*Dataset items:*
** BEGIN **
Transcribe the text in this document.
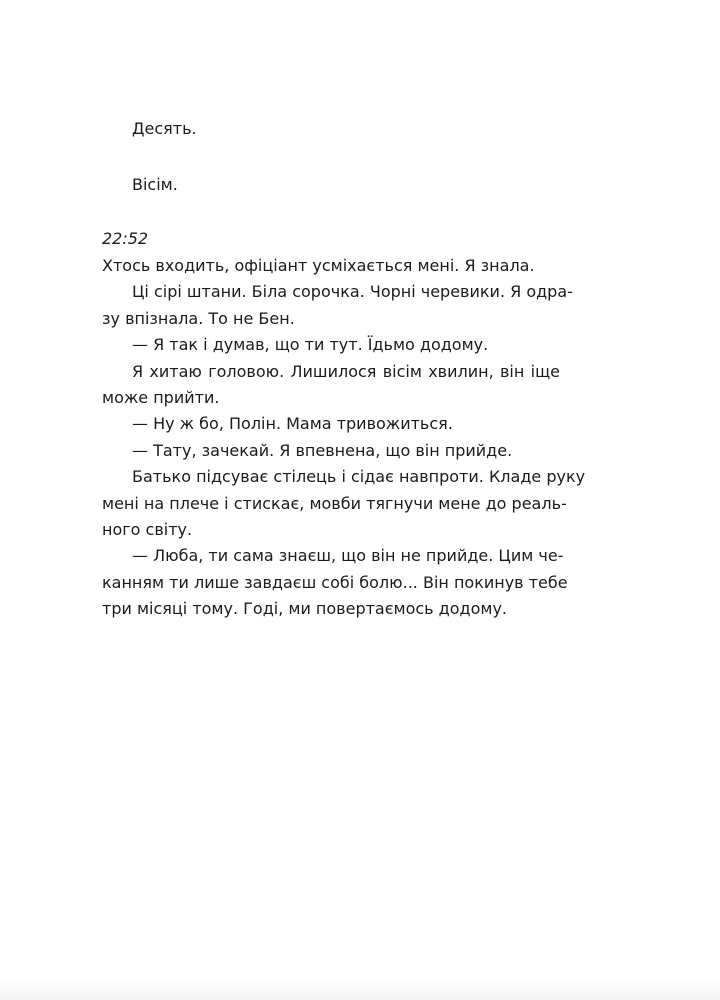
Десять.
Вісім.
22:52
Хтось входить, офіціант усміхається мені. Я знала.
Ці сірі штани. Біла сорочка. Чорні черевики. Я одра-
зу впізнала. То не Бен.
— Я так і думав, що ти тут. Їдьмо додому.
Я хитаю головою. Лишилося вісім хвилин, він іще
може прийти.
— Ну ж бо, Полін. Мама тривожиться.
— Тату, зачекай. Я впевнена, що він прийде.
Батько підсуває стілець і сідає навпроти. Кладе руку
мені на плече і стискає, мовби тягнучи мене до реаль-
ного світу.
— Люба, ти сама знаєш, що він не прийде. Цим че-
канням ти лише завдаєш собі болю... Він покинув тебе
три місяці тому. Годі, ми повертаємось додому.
** END **
** BEGIN **
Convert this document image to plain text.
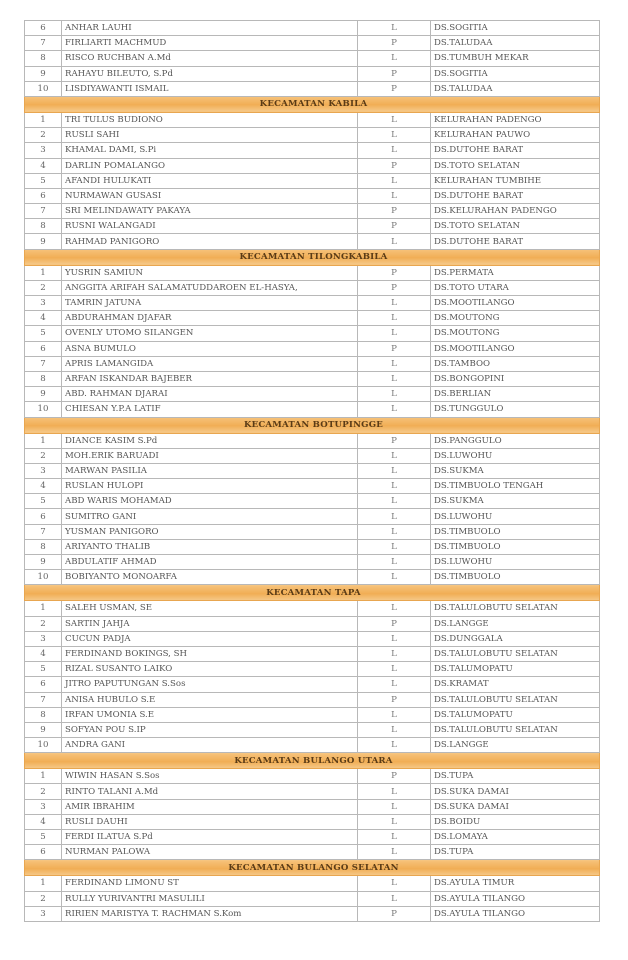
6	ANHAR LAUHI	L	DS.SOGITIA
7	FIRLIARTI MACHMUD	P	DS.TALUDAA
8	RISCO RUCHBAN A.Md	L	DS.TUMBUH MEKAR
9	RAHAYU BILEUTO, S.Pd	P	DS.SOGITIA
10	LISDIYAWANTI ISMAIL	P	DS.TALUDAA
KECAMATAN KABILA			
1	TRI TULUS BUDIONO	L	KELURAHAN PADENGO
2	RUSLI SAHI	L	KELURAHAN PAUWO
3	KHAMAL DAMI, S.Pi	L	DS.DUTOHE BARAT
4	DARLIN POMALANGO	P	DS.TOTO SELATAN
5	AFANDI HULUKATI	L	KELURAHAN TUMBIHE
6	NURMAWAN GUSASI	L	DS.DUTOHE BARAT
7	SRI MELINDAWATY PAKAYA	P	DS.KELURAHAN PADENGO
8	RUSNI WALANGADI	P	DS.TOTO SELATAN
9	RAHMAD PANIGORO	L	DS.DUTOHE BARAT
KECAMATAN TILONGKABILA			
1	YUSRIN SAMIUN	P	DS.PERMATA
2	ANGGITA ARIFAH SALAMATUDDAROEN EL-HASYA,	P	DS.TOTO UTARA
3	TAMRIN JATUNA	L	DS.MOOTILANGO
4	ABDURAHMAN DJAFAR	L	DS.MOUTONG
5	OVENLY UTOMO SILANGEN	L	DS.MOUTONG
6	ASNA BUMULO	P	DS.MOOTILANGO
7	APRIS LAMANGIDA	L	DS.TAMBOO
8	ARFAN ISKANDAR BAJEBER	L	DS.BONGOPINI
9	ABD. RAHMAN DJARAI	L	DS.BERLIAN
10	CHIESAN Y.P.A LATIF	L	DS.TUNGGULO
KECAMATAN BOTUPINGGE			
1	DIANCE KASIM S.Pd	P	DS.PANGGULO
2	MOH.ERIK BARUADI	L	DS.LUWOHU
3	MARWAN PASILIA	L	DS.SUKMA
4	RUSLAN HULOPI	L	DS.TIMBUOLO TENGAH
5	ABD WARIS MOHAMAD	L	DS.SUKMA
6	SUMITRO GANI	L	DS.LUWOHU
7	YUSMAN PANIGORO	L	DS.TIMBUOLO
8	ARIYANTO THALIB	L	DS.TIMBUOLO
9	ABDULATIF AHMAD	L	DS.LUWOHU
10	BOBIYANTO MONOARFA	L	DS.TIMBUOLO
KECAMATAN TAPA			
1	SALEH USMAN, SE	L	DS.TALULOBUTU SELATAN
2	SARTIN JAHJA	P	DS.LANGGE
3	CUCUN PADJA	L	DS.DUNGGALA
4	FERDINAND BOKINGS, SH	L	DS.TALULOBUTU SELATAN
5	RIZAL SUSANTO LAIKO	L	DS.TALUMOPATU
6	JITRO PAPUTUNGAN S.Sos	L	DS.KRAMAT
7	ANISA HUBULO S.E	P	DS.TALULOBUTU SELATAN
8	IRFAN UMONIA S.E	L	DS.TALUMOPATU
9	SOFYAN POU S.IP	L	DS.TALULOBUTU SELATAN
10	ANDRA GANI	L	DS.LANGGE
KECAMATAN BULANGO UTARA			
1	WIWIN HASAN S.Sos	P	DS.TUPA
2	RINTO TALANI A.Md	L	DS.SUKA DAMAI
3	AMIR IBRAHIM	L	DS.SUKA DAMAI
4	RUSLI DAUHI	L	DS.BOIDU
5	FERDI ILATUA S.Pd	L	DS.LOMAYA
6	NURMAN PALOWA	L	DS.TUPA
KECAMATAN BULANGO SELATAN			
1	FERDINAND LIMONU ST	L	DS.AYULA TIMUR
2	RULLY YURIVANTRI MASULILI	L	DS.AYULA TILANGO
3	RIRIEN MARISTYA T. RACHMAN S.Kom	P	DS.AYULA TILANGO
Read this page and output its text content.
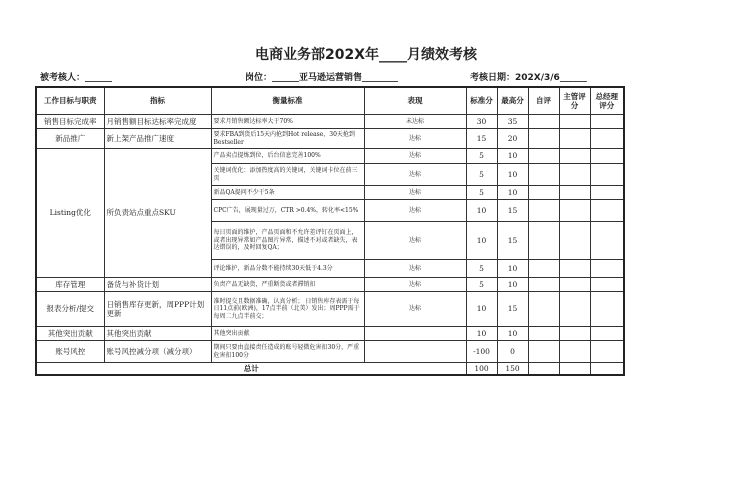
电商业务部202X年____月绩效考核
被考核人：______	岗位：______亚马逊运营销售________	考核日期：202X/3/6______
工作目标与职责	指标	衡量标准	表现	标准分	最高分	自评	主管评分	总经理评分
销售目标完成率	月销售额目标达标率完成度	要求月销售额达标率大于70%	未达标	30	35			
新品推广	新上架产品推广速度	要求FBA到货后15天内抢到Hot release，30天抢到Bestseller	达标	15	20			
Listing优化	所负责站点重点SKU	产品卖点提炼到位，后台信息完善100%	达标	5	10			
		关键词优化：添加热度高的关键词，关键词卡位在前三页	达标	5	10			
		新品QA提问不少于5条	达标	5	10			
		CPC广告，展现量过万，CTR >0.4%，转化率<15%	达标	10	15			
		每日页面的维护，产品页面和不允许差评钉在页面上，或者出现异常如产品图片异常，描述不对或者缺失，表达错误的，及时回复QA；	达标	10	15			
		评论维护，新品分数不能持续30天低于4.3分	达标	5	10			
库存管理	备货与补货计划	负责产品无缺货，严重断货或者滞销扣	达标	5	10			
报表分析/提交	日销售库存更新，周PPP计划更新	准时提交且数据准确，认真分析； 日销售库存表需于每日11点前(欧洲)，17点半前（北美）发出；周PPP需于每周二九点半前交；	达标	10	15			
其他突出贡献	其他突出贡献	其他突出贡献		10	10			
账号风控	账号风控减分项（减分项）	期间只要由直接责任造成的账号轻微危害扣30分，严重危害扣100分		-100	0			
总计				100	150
** END **
** BEGIN **
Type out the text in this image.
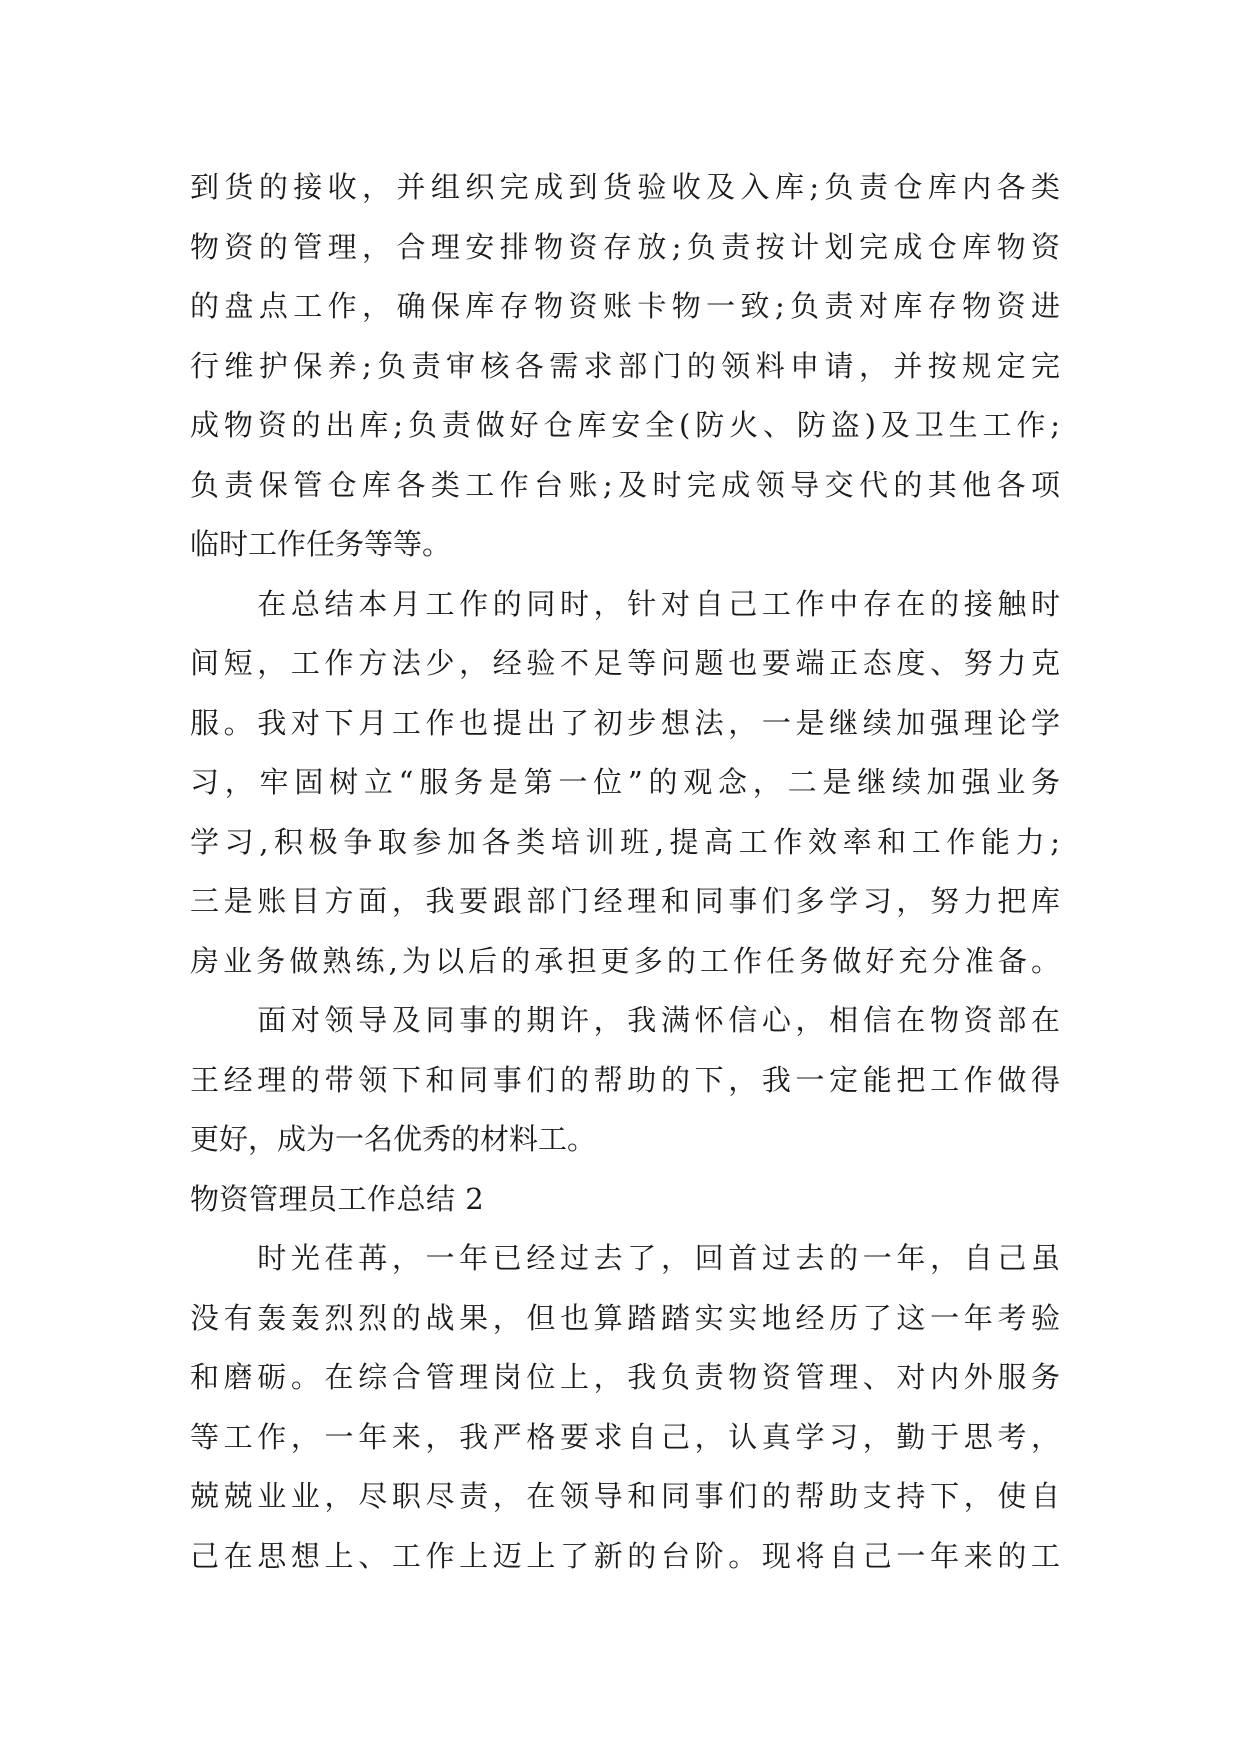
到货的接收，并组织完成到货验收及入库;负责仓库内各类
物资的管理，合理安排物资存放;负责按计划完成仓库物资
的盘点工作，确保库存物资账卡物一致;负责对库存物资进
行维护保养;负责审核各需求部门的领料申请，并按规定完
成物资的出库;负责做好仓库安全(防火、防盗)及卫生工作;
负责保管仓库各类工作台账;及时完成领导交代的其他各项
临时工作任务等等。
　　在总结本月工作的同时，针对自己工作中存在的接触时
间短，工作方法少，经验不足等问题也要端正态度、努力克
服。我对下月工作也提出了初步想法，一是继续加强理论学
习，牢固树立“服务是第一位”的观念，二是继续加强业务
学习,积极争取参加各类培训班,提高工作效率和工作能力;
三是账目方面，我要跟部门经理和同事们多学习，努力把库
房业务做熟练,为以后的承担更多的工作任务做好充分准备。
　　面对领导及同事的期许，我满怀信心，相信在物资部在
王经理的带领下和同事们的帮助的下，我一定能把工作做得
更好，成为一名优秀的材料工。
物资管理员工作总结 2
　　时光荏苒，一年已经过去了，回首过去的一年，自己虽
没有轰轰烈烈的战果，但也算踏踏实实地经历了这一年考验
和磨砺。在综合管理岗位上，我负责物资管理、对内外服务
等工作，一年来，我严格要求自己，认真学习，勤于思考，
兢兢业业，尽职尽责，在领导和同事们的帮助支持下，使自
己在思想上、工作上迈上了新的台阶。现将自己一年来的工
** END **
Search the listing above for the string "BULANGO". Copy every line that contains it.

KECAMATAN BULANGO UTARA			
KECAMATAN BULANGO SELATAN			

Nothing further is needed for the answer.